→ **EXERCISE BRIEF**: Repeat the records below exactly, leaving out every picture.

→ **SUPPLIED RECORDS**:

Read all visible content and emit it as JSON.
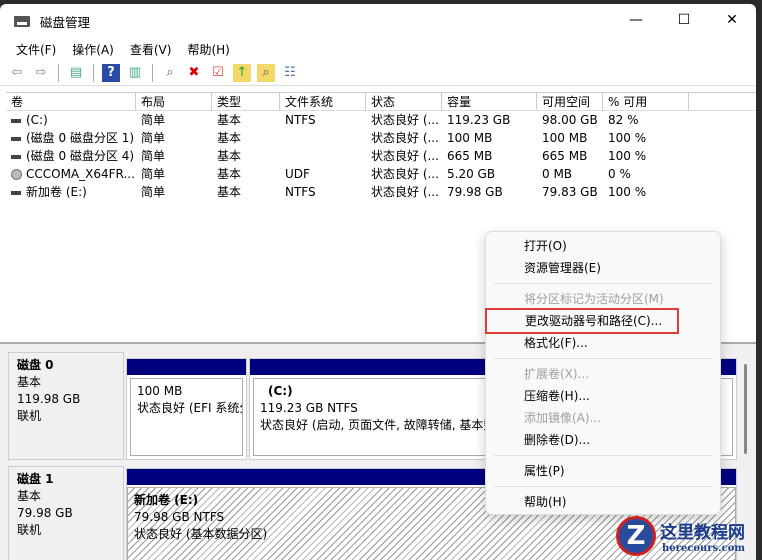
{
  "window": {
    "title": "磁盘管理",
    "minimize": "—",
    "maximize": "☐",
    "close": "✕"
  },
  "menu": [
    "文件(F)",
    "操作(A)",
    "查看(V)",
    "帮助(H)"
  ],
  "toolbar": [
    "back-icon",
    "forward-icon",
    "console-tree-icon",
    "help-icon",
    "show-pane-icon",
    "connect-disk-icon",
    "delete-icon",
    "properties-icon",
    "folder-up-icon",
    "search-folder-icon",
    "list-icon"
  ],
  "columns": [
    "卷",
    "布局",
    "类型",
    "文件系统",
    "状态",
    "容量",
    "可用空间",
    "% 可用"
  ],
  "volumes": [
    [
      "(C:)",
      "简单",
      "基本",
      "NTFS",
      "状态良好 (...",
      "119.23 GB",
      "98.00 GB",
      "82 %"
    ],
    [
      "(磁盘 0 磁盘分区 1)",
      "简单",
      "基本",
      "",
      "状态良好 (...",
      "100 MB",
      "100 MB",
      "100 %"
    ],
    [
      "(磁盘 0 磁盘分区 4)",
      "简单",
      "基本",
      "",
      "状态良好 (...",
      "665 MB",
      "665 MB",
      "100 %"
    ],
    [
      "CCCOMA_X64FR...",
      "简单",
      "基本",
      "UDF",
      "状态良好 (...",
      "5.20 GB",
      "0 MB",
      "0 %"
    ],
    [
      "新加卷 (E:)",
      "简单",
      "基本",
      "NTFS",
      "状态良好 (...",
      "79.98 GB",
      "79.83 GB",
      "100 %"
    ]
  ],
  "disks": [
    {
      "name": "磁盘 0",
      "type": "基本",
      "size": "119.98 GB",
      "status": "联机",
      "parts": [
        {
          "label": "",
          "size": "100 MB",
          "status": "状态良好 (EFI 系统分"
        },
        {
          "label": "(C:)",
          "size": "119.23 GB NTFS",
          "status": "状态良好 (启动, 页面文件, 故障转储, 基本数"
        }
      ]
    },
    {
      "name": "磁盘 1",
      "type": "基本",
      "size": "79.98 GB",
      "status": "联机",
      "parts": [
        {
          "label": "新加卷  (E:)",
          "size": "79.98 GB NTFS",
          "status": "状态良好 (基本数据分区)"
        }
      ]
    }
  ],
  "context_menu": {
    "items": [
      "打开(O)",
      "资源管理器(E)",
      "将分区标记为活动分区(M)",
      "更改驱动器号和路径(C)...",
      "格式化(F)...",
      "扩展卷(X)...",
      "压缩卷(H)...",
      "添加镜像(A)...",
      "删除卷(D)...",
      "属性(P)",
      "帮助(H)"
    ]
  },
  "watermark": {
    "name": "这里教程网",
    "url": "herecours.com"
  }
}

→ **WORKED ANSWER**:
Read all visible content and emit it as JSON.
{
  "window": {
    "title": "磁盘管理",
    "minimize": "—",
    "maximize": "☐",
    "close": "✕"
  },
  "menu": [
    "文件(F)",
    "操作(A)",
    "查看(V)",
    "帮助(H)"
  ],
  "toolbar": [
    "back-icon",
    "forward-icon",
    "console-tree-icon",
    "help-icon",
    "show-pane-icon",
    "connect-disk-icon",
    "delete-icon",
    "properties-icon",
    "folder-up-icon",
    "search-folder-icon",
    "list-icon"
  ],
  "columns": [
    "卷",
    "布局",
    "类型",
    "文件系统",
    "状态",
    "容量",
    "可用空间",
    "% 可用"
  ],
  "volumes": [
    [
      "(C:)",
      "简单",
      "基本",
      "NTFS",
      "状态良好 (...",
      "119.23 GB",
      "98.00 GB",
      "82 %"
    ],
    [
      "(磁盘 0 磁盘分区 1)",
      "简单",
      "基本",
      "",
      "状态良好 (...",
      "100 MB",
      "100 MB",
      "100 %"
    ],
    [
      "(磁盘 0 磁盘分区 4)",
      "简单",
      "基本",
      "",
      "状态良好 (...",
      "665 MB",
      "665 MB",
      "100 %"
    ],
    [
      "CCCOMA_X64FR...",
      "简单",
      "基本",
      "UDF",
      "状态良好 (...",
      "5.20 GB",
      "0 MB",
      "0 %"
    ],
    [
      "新加卷 (E:)",
      "简单",
      "基本",
      "NTFS",
      "状态良好 (...",
      "79.98 GB",
      "79.83 GB",
      "100 %"
    ]
  ],
  "disks": [
    {
      "name": "磁盘 0",
      "type": "基本",
      "size": "119.98 GB",
      "status": "联机",
      "parts": [
        {
          "label": "",
          "size": "100 MB",
          "status": "状态良好 (EFI 系统分"
        },
        {
          "label": "(C:)",
          "size": "119.23 GB NTFS",
          "status": "状态良好 (启动, 页面文件, 故障转储, 基本数"
        }
      ]
    },
    {
      "name": "磁盘 1",
      "type": "基本",
      "size": "79.98 GB",
      "status": "联机",
      "parts": [
        {
          "label": "新加卷  (E:)",
          "size": "79.98 GB NTFS",
          "status": "状态良好 (基本数据分区)"
        }
      ]
    }
  ],
  "context_menu": {
    "items": [
      "打开(O)",
      "资源管理器(E)",
      "将分区标记为活动分区(M)",
      "更改驱动器号和路径(C)...",
      "格式化(F)...",
      "扩展卷(X)...",
      "压缩卷(H)...",
      "添加镜像(A)...",
      "删除卷(D)...",
      "属性(P)",
      "帮助(H)"
    ]
  },
  "watermark": {
    "name": "这里教程网",
    "url": "herecours.com"
  }
}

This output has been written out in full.